>> begin
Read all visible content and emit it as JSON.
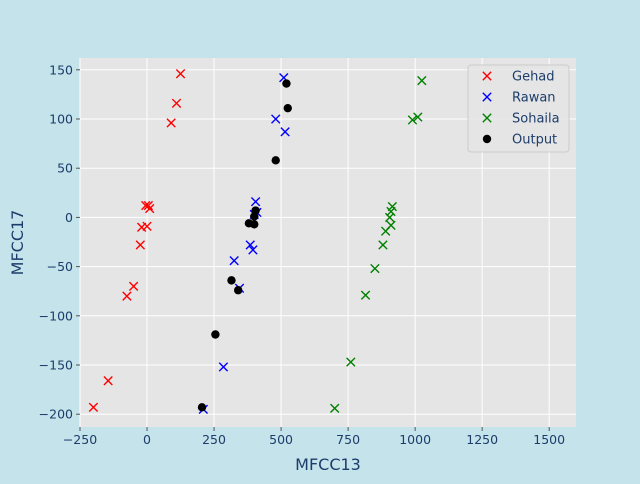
{
  "chart_data": {
    "type": "scatter",
    "title": "",
    "xlabel": "MFCC13",
    "ylabel": "MFCC17",
    "xlim": [
      -250,
      1600
    ],
    "ylim": [
      -213,
      162
    ],
    "xticks": [
      -250,
      0,
      250,
      500,
      750,
      1000,
      1250,
      1500
    ],
    "yticks": [
      -200,
      -150,
      -100,
      -50,
      0,
      50,
      100,
      150
    ],
    "grid": true,
    "legend_position": "top-right",
    "series": [
      {
        "name": "Gehad",
        "marker": "x",
        "color": "#ff0000",
        "points": [
          [
            125,
            146
          ],
          [
            110,
            116
          ],
          [
            90,
            96
          ],
          [
            -5,
            12
          ],
          [
            5,
            12
          ],
          [
            10,
            9
          ],
          [
            -20,
            -10
          ],
          [
            0,
            -9
          ],
          [
            -25,
            -28
          ],
          [
            -50,
            -70
          ],
          [
            -75,
            -80
          ],
          [
            -145,
            -166
          ],
          [
            -200,
            -193
          ]
        ]
      },
      {
        "name": "Rawan",
        "marker": "x",
        "color": "#0000ff",
        "points": [
          [
            510,
            142
          ],
          [
            480,
            100
          ],
          [
            515,
            87
          ],
          [
            405,
            16
          ],
          [
            410,
            5
          ],
          [
            400,
            3
          ],
          [
            385,
            -28
          ],
          [
            395,
            -33
          ],
          [
            325,
            -44
          ],
          [
            345,
            -72
          ],
          [
            285,
            -152
          ],
          [
            210,
            -195
          ]
        ]
      },
      {
        "name": "Sohaila",
        "marker": "x",
        "color": "#008000",
        "points": [
          [
            1025,
            139
          ],
          [
            1010,
            102
          ],
          [
            990,
            99
          ],
          [
            915,
            11
          ],
          [
            910,
            6
          ],
          [
            905,
            0
          ],
          [
            910,
            -8
          ],
          [
            890,
            -14
          ],
          [
            880,
            -28
          ],
          [
            850,
            -52
          ],
          [
            815,
            -79
          ],
          [
            760,
            -147
          ],
          [
            700,
            -194
          ]
        ]
      },
      {
        "name": "Output",
        "marker": "o",
        "color": "#000000",
        "points": [
          [
            520,
            136
          ],
          [
            525,
            111
          ],
          [
            480,
            58
          ],
          [
            405,
            7
          ],
          [
            400,
            1
          ],
          [
            380,
            -6
          ],
          [
            400,
            -7
          ],
          [
            315,
            -64
          ],
          [
            340,
            -74
          ],
          [
            255,
            -119
          ],
          [
            205,
            -193
          ]
        ]
      }
    ]
  }
}
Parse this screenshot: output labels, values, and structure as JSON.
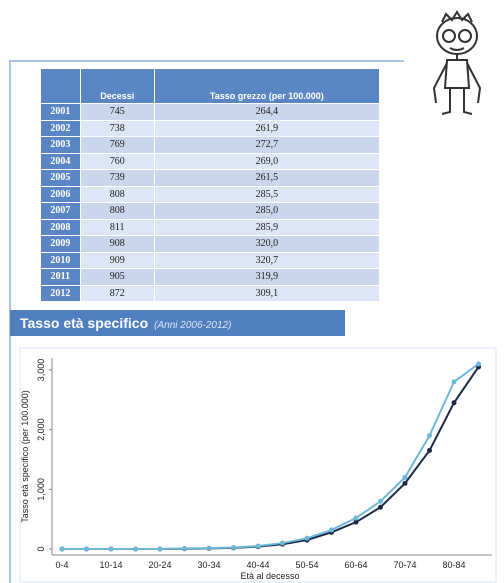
{
  "table": {
    "columns": [
      "Decessi",
      "Tasso grezzo (per 100.000)"
    ],
    "rows": [
      [
        "2001",
        "745",
        "264,4"
      ],
      [
        "2002",
        "738",
        "261,9"
      ],
      [
        "2003",
        "769",
        "272,7"
      ],
      [
        "2004",
        "760",
        "269,0"
      ],
      [
        "2005",
        "739",
        "261,5"
      ],
      [
        "2006",
        "808",
        "285,5"
      ],
      [
        "2007",
        "808",
        "285,0"
      ],
      [
        "2008",
        "811",
        "285,9"
      ],
      [
        "2009",
        "908",
        "320,0"
      ],
      [
        "2010",
        "909",
        "320,7"
      ],
      [
        "2011",
        "905",
        "319,9"
      ],
      [
        "2012",
        "872",
        "309,1"
      ]
    ]
  },
  "banner": {
    "title": "Tasso età specifico",
    "subtitle": "(Anni 2006-2012)"
  },
  "chart_data": {
    "type": "line",
    "x_label": "Età al decesso",
    "y_label": "Tasso età specifico (per 100.000)",
    "categories": [
      "0-4",
      null,
      "10-14",
      null,
      "20-24",
      null,
      "30-34",
      null,
      "40-44",
      null,
      "50-54",
      null,
      "60-64",
      null,
      "70-74",
      null,
      "80-84",
      null
    ],
    "series": [
      {
        "color": "#1a2a44",
        "values": [
          0,
          0,
          0,
          0,
          0,
          5,
          10,
          20,
          40,
          80,
          150,
          280,
          450,
          700,
          1100,
          1650,
          2450,
          3050
        ]
      },
      {
        "color": "#6fb7d9",
        "values": [
          0,
          0,
          0,
          0,
          0,
          10,
          15,
          25,
          50,
          100,
          180,
          320,
          520,
          800,
          1200,
          1900,
          2800,
          3100
        ]
      }
    ],
    "ylim": [
      -100,
      3200
    ],
    "yticks": [
      0,
      {
        "value": 1000,
        "label": "1,000"
      },
      {
        "value": 2000,
        "label": "2,000"
      },
      {
        "value": 3000,
        "label": "3,000"
      }
    ]
  }
}
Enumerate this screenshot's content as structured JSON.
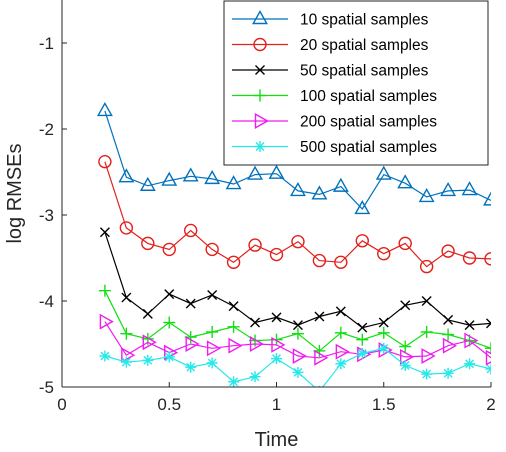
{
  "chart_data": {
    "type": "line",
    "xlabel": "Time",
    "ylabel": "log RMSEs",
    "xlim": [
      0,
      2
    ],
    "ylim": [
      -5,
      -0.5
    ],
    "xticks": [
      0,
      0.5,
      1,
      1.5,
      2
    ],
    "xtick_labels": [
      "0",
      "0.5",
      "1",
      "1.5",
      "2"
    ],
    "yticks": [
      -1,
      -2,
      -3,
      -4,
      -5
    ],
    "ytick_labels": [
      "-1",
      "-2",
      "-3",
      "-4",
      "-5"
    ],
    "grid": false,
    "legend_position": "top-right",
    "x": [
      0.2,
      0.3,
      0.4,
      0.5,
      0.6,
      0.7,
      0.8,
      0.9,
      1.0,
      1.1,
      1.2,
      1.3,
      1.4,
      1.5,
      1.6,
      1.7,
      1.8,
      1.9,
      2.0
    ],
    "series": [
      {
        "name": "10 spatial samples",
        "color": "#0072BD",
        "marker": "triangle",
        "values": [
          -1.79,
          -2.56,
          -2.66,
          -2.6,
          -2.55,
          -2.58,
          -2.64,
          -2.53,
          -2.52,
          -2.72,
          -2.76,
          -2.67,
          -2.93,
          -2.53,
          -2.63,
          -2.79,
          -2.72,
          -2.71,
          -2.83
        ]
      },
      {
        "name": "20 spatial samples",
        "color": "#E2201C",
        "marker": "circle",
        "values": [
          -2.38,
          -3.15,
          -3.33,
          -3.4,
          -3.18,
          -3.4,
          -3.55,
          -3.35,
          -3.46,
          -3.31,
          -3.53,
          -3.55,
          -3.3,
          -3.45,
          -3.33,
          -3.6,
          -3.42,
          -3.5,
          -3.51
        ]
      },
      {
        "name": "50 spatial samples",
        "color": "#000000",
        "marker": "x",
        "values": [
          -3.2,
          -3.96,
          -4.15,
          -3.92,
          -4.03,
          -3.93,
          -4.06,
          -4.25,
          -4.19,
          -4.28,
          -4.18,
          -4.12,
          -4.31,
          -4.25,
          -4.05,
          -4.0,
          -4.22,
          -4.28,
          -4.26
        ]
      },
      {
        "name": "100 spatial samples",
        "color": "#12E012",
        "marker": "plus",
        "values": [
          -3.88,
          -4.38,
          -4.44,
          -4.25,
          -4.42,
          -4.36,
          -4.3,
          -4.46,
          -4.45,
          -4.38,
          -4.58,
          -4.37,
          -4.45,
          -4.37,
          -4.53,
          -4.36,
          -4.39,
          -4.46,
          -4.55
        ]
      },
      {
        "name": "200 spatial samples",
        "color": "#F01CF0",
        "marker": "triangle-right",
        "values": [
          -4.24,
          -4.63,
          -4.48,
          -4.6,
          -4.5,
          -4.55,
          -4.52,
          -4.5,
          -4.51,
          -4.64,
          -4.66,
          -4.59,
          -4.62,
          -4.57,
          -4.65,
          -4.64,
          -4.52,
          -4.46,
          -4.66
        ]
      },
      {
        "name": "500 spatial samples",
        "color": "#27E8E8",
        "marker": "asterisk",
        "values": [
          -4.64,
          -4.71,
          -4.69,
          -4.65,
          -4.77,
          -4.72,
          -4.94,
          -4.88,
          -4.67,
          -4.83,
          -5.05,
          -4.73,
          -4.61,
          -4.55,
          -4.75,
          -4.85,
          -4.84,
          -4.73,
          -4.79
        ]
      }
    ]
  }
}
>> end
- _WRITTEN PROBLEM_: Read through the data and copy every line where "JSON" shows up.

- _EXERCISE RESPONSE_:
Read all visible content and emit it as JSON.
Parse this screenshot: output labels, values, and structure as JSON.
Enumerate this screenshot's content as structured JSON.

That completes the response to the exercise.